■ GIVEN TASK
Write out every entry exactly as it stands.

==*==

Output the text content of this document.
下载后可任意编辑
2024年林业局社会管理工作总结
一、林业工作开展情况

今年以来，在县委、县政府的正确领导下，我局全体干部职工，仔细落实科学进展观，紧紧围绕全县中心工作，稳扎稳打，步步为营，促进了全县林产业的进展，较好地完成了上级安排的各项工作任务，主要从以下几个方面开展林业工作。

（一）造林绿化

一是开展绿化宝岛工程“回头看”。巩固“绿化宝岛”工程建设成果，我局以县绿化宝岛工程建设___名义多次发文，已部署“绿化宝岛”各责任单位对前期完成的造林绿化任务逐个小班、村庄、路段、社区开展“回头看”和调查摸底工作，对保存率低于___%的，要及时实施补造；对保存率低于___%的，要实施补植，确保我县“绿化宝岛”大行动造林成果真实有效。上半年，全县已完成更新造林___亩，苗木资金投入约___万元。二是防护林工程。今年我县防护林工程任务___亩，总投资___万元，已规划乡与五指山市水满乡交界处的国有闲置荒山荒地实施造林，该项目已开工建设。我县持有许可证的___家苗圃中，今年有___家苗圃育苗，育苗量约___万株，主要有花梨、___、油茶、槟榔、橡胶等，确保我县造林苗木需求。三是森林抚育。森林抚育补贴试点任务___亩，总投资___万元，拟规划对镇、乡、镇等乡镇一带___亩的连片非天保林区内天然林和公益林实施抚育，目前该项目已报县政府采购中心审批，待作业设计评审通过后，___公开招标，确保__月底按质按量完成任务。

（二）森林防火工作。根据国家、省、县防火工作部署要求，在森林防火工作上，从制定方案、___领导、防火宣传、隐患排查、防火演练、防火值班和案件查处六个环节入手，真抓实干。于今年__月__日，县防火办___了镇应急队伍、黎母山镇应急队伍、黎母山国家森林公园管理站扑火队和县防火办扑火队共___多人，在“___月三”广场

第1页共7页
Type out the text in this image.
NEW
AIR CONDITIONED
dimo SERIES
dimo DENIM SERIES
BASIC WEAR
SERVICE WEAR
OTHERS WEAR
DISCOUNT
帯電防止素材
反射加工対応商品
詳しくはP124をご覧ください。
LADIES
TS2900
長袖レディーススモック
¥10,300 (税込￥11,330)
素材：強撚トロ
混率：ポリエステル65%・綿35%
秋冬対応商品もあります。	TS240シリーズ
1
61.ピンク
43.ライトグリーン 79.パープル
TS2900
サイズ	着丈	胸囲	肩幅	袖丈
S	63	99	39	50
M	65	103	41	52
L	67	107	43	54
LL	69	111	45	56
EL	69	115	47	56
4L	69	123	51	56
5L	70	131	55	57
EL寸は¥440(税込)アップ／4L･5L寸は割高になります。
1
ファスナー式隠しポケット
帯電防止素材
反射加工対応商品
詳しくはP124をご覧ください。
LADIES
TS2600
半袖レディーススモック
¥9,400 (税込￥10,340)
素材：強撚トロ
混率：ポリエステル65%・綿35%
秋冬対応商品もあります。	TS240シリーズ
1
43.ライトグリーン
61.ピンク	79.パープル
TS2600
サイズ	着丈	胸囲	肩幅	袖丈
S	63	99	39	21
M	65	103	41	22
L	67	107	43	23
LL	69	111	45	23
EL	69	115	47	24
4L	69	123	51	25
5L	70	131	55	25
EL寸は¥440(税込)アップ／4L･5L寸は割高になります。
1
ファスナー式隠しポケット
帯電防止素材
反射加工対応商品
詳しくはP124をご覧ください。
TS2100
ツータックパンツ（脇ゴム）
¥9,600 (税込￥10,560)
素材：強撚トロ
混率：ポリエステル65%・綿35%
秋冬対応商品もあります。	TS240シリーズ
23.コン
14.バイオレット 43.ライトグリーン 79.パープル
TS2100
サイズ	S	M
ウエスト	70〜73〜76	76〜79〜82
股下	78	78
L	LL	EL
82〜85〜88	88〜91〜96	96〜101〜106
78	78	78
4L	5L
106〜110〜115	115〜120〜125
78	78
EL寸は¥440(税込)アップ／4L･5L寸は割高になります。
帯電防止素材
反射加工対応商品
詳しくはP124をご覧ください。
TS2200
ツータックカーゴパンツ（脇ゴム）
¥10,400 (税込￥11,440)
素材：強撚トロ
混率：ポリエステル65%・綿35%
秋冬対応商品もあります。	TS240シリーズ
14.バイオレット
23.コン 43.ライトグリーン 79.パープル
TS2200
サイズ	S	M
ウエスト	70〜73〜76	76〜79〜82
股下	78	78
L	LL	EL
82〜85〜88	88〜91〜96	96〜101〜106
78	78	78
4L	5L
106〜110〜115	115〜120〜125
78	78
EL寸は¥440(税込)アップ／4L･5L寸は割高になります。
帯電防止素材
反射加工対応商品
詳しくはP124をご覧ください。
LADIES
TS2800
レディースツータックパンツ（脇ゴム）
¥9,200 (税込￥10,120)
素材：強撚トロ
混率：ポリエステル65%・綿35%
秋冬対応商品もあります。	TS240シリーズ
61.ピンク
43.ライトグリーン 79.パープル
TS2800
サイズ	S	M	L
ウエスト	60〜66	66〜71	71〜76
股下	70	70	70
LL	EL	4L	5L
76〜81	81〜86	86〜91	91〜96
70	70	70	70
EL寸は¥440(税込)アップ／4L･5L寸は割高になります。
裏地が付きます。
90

==*==

■ COMPLETED TASK
Output the text content of this document.
下载后可任意编辑
2024年林业局社会管理工作总结
一、林业工作开展情况

今年以来，在县委、县政府的正确领导下，我局全体干部职工，仔细落实科学进展观，紧紧围绕全县中心工作，稳扎稳打，步步为营，促进了全县林产业的进展，较好地完成了上级安排的各项工作任务，主要从以下几个方面开展林业工作。

（一）造林绿化

一是开展绿化宝岛工程“回头看”。巩固“绿化宝岛”工程建设成果，我局以县绿化宝岛工程建设___名义多次发文，已部署“绿化宝岛”各责任单位对前期完成的造林绿化任务逐个小班、村庄、路段、社区开展“回头看”和调查摸底工作，对保存率低于___%的，要及时实施补造；对保存率低于___%的，要实施补植，确保我县“绿化宝岛”大行动造林成果真实有效。上半年，全县已完成更新造林___亩，苗木资金投入约___万元。二是防护林工程。今年我县防护林工程任务___亩，总投资___万元，已规划乡与五指山市水满乡交界处的国有闲置荒山荒地实施造林，该项目已开工建设。我县持有许可证的___家苗圃中，今年有___家苗圃育苗，育苗量约___万株，主要有花梨、___、油茶、槟榔、橡胶等，确保我县造林苗木需求。三是森林抚育。森林抚育补贴试点任务___亩，总投资___万元，拟规划对镇、乡、镇等乡镇一带___亩的连片非天保林区内天然林和公益林实施抚育，目前该项目已报县政府采购中心审批，待作业设计评审通过后，___公开招标，确保__月底按质按量完成任务。

（二）森林防火工作。根据国家、省、县防火工作部署要求，在森林防火工作上，从制定方案、___领导、防火宣传、隐患排查、防火演练、防火值班和案件查处六个环节入手，真抓实干。于今年__月__日，县防火办___了镇应急队伍、黎母山镇应急队伍、黎母山国家森林公园管理站扑火队和县防火办扑火队共___多人，在“___月三”广场

第1页共7页
Type out the text in this image.
NEW
AIR CONDITIONED
dimo SERIES
dimo DENIM SERIES
BASIC WEAR
SERVICE WEAR
OTHERS WEAR
DISCOUNT
帯電防止素材
反射加工対応商品
詳しくはP124をご覧ください。
LADIES
TS2900
長袖レディーススモック
¥10,300 (税込￥11,330)
素材：強撚トロ
混率：ポリエステル65%・綿35%
秋冬対応商品もあります。	TS240シリーズ
1
61.ピンク
43.ライトグリーン 79.パープル
TS2900
サイズ	着丈	胸囲	肩幅	袖丈
S	63	99	39	50
M	65	103	41	52
L	67	107	43	54
LL	69	111	45	56
EL	69	115	47	56
4L	69	123	51	56
5L	70	131	55	57
EL寸は¥440(税込)アップ／4L･5L寸は割高になります。
1
ファスナー式隠しポケット
帯電防止素材
反射加工対応商品
詳しくはP124をご覧ください。
LADIES
TS2600
半袖レディーススモック
¥9,400 (税込￥10,340)
素材：強撚トロ
混率：ポリエステル65%・綿35%
秋冬対応商品もあります。	TS240シリーズ
1
43.ライトグリーン
61.ピンク	79.パープル
TS2600
サイズ	着丈	胸囲	肩幅	袖丈
S	63	99	39	21
M	65	103	41	22
L	67	107	43	23
LL	69	111	45	23
EL	69	115	47	24
4L	69	123	51	25
5L	70	131	55	25
EL寸は¥440(税込)アップ／4L･5L寸は割高になります。
1
ファスナー式隠しポケット
帯電防止素材
反射加工対応商品
詳しくはP124をご覧ください。
TS2100
ツータックパンツ（脇ゴム）
¥9,600 (税込￥10,560)
素材：強撚トロ
混率：ポリエステル65%・綿35%
秋冬対応商品もあります。	TS240シリーズ
23.コン
14.バイオレット 43.ライトグリーン 79.パープル
TS2100
サイズ	S	M
ウエスト	70〜73〜76	76〜79〜82
股下	78	78
L	LL	EL
82〜85〜88	88〜91〜96	96〜101〜106
78	78	78
4L	5L
106〜110〜115	115〜120〜125
78	78
EL寸は¥440(税込)アップ／4L･5L寸は割高になります。
帯電防止素材
反射加工対応商品
詳しくはP124をご覧ください。
TS2200
ツータックカーゴパンツ（脇ゴム）
¥10,400 (税込￥11,440)
素材：強撚トロ
混率：ポリエステル65%・綿35%
秋冬対応商品もあります。	TS240シリーズ
14.バイオレット
23.コン 43.ライトグリーン 79.パープル
TS2200
サイズ	S	M
ウエスト	70〜73〜76	76〜79〜82
股下	78	78
L	LL	EL
82〜85〜88	88〜91〜96	96〜101〜106
78	78	78
4L	5L
106〜110〜115	115〜120〜125
78	78
EL寸は¥440(税込)アップ／4L･5L寸は割高になります。
帯電防止素材
反射加工対応商品
詳しくはP124をご覧ください。
LADIES
TS2800
レディースツータックパンツ（脇ゴム）
¥9,200 (税込￥10,120)
素材：強撚トロ
混率：ポリエステル65%・綿35%
秋冬対応商品もあります。	TS240シリーズ
61.ピンク
43.ライトグリーン 79.パープル
TS2800
サイズ	S	M	L
ウエスト	60〜66	66〜71	71〜76
股下	70	70	70
LL	EL	4L	5L
76〜81	81〜86	86〜91	91〜96
70	70	70	70
EL寸は¥440(税込)アップ／4L･5L寸は割高になります。
裏地が付きます。
90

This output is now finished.